Go through the material below and report how many lines contain "attractor". Give only the number.

> _Excerpted records_:
□ □ □ □
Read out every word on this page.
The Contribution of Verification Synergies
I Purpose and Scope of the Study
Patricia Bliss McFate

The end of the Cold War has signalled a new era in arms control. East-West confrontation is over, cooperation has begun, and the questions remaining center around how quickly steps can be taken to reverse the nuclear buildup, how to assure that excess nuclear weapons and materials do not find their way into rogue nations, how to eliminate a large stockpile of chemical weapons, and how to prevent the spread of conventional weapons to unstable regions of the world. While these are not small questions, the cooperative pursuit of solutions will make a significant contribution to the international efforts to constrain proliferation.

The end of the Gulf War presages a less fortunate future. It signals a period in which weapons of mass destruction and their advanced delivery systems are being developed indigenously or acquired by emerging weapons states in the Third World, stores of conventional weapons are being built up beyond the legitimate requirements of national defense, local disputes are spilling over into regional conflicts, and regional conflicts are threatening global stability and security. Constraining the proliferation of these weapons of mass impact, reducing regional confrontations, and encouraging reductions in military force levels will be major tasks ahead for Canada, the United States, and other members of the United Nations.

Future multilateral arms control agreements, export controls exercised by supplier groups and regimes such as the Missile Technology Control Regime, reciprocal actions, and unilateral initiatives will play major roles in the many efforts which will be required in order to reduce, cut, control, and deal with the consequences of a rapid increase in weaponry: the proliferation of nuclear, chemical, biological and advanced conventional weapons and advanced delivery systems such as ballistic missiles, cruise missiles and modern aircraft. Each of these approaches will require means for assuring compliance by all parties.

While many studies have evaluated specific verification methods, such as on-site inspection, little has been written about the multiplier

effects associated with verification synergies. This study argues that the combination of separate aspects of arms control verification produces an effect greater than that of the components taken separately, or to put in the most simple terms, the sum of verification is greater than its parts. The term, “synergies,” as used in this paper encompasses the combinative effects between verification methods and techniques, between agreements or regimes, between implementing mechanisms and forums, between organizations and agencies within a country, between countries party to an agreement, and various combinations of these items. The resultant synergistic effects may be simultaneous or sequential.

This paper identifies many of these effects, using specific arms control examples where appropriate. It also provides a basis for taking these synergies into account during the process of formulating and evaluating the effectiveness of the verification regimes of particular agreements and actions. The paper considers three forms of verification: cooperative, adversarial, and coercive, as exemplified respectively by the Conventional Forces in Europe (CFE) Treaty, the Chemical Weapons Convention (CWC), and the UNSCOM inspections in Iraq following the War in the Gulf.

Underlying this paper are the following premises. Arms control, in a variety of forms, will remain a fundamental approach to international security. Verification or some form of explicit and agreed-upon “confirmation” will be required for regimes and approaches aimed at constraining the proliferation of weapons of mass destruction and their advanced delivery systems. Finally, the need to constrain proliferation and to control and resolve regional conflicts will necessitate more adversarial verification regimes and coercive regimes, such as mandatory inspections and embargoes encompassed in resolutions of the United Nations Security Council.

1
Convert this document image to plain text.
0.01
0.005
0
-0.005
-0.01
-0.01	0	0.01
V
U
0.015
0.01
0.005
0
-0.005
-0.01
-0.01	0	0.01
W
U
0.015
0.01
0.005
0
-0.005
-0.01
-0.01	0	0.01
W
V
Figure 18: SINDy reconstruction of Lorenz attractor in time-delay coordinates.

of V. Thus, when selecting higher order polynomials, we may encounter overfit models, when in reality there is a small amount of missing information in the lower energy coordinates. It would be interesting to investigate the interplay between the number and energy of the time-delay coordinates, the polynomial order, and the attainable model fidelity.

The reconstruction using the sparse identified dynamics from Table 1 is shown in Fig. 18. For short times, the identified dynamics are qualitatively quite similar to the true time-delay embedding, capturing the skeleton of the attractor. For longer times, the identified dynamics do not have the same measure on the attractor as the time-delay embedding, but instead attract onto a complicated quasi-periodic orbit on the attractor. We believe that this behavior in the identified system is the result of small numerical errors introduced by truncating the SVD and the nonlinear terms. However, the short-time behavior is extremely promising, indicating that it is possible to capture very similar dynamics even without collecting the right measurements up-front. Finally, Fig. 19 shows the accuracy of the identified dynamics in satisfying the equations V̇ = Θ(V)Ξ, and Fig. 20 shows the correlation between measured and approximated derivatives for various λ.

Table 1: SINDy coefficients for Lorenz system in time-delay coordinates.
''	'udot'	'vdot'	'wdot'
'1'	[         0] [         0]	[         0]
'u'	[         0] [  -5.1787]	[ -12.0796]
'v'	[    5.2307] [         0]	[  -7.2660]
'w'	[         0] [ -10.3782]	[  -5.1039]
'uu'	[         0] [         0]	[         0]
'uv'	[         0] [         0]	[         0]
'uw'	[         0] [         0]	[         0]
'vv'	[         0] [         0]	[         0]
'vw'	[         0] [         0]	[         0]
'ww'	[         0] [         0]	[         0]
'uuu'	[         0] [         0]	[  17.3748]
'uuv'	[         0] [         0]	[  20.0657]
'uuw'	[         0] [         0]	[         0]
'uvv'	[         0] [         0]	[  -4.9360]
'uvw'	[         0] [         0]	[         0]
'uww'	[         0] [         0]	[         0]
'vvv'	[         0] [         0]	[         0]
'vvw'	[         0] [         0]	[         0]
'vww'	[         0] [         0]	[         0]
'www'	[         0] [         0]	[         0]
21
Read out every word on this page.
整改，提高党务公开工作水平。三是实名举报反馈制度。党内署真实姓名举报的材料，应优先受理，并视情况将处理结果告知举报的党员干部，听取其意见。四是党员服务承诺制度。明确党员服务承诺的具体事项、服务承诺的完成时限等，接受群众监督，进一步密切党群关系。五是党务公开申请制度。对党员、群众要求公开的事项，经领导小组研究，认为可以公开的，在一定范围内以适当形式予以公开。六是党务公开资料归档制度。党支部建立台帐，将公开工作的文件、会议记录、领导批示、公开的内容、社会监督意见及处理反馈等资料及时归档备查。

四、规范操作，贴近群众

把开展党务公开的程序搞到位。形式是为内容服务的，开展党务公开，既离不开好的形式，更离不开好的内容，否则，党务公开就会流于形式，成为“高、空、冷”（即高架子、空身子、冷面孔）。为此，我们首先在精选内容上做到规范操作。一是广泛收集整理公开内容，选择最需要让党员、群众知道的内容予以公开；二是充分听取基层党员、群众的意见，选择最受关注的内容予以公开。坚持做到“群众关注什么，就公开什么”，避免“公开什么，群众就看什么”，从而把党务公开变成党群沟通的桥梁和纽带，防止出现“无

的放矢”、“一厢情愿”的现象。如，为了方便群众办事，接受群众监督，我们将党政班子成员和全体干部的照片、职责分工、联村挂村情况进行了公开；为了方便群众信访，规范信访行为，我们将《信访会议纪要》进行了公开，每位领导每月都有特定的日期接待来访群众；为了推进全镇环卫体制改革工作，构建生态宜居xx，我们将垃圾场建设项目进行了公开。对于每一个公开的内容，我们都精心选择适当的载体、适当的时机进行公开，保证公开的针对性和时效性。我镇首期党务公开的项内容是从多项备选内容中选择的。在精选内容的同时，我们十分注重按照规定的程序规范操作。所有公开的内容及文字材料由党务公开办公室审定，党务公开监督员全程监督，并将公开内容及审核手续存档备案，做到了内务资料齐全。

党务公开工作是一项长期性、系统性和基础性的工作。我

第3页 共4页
□ □ □ □
> _The result_:
2